List all the lines in these records that hold "JSON".

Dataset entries
Start
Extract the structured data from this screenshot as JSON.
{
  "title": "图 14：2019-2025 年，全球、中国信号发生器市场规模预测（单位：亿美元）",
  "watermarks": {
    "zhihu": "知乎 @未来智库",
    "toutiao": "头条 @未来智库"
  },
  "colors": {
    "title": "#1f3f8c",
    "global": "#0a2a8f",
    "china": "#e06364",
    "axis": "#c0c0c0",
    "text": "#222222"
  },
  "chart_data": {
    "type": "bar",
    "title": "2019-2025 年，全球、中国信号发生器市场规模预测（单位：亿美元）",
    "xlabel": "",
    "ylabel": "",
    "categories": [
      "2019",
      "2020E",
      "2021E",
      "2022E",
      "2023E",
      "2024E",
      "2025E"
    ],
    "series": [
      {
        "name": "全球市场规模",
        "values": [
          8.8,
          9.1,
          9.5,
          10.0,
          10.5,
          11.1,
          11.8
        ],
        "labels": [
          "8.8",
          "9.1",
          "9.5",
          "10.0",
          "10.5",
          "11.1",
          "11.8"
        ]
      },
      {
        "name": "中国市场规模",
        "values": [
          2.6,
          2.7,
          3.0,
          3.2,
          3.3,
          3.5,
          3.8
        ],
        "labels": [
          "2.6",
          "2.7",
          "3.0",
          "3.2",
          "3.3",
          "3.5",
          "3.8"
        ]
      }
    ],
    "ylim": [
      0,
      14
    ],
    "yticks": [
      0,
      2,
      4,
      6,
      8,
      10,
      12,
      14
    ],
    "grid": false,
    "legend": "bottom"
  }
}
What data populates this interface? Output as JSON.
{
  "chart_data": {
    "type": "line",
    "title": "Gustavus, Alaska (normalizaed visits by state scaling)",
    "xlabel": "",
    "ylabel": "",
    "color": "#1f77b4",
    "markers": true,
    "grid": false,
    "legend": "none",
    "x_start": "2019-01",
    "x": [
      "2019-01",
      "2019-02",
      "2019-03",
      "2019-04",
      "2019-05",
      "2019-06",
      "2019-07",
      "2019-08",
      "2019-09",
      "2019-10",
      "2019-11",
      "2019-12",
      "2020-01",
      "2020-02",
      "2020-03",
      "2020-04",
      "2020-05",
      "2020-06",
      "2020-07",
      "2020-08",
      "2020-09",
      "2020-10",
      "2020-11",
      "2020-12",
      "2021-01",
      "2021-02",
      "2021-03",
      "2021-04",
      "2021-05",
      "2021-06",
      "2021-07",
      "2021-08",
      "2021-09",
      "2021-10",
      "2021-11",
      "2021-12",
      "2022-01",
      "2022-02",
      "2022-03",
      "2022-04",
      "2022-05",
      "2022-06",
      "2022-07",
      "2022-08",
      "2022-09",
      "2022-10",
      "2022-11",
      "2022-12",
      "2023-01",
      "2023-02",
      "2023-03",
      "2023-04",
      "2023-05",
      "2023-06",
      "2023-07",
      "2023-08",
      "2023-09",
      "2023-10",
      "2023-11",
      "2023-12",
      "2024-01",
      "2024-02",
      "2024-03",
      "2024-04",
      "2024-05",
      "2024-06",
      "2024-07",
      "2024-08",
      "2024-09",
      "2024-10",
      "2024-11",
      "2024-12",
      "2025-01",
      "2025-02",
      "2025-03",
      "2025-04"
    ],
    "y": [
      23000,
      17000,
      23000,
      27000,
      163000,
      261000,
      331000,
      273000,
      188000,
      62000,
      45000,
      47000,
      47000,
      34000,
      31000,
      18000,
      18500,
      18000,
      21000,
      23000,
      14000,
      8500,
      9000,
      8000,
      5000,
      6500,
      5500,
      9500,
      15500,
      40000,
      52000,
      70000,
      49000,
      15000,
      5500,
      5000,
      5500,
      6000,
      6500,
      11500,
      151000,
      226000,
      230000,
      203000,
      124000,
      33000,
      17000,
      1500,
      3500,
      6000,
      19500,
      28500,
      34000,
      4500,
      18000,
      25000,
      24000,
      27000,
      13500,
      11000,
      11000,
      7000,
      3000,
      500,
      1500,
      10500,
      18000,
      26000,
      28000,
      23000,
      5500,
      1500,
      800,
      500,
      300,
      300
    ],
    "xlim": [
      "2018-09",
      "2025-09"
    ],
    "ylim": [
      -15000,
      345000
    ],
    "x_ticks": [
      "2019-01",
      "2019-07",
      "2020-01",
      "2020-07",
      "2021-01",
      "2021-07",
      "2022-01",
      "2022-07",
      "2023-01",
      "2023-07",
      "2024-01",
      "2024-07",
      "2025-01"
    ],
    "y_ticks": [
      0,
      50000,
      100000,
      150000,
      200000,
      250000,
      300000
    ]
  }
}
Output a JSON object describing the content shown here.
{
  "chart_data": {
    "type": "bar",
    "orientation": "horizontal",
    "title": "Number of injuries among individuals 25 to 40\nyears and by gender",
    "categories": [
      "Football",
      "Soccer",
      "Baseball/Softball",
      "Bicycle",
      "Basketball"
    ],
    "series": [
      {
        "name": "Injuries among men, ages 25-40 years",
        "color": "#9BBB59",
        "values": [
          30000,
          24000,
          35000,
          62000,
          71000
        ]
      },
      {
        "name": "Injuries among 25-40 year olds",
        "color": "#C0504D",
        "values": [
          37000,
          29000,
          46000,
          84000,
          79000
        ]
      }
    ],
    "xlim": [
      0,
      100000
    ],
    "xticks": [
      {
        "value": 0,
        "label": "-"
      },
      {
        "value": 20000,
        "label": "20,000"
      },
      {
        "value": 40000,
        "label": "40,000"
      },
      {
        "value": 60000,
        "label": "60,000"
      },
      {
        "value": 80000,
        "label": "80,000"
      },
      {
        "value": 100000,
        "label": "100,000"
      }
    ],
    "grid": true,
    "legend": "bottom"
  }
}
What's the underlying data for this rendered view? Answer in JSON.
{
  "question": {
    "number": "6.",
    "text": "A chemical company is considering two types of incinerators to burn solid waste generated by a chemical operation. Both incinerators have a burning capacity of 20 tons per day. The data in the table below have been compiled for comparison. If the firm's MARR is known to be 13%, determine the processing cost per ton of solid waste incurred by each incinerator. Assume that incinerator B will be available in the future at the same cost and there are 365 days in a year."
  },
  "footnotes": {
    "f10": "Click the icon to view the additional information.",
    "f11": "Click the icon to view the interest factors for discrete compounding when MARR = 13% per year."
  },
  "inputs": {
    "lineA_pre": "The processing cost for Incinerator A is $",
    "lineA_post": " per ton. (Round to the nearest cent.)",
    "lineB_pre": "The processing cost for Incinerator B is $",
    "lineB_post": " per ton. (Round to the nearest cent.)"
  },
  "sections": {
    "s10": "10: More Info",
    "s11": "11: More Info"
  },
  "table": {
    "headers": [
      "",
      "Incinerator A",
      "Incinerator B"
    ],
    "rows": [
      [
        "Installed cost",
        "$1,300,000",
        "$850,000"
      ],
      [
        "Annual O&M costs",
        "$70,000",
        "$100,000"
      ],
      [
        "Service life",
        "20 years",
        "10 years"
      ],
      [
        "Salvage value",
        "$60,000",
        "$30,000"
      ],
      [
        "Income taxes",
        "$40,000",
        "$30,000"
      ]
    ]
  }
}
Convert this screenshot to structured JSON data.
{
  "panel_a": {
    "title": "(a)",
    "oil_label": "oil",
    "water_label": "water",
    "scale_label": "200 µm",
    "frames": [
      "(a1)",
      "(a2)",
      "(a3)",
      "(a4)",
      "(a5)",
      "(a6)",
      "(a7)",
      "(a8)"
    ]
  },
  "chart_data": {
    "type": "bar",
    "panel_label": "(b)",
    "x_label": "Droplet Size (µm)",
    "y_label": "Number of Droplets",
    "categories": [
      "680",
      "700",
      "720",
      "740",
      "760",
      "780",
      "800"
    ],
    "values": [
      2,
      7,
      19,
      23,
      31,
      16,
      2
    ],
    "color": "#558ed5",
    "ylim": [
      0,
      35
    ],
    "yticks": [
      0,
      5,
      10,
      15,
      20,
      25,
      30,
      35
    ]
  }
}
End
=== SOLUTION TO THIS TASK ===
Extract the structured data from this screenshot as JSON.
What data populates this interface? Output as JSON.
Output a JSON object describing the content shown here.
What's the underlying data for this rendered view? Answer in JSON.
Convert this screenshot to structured JSON data.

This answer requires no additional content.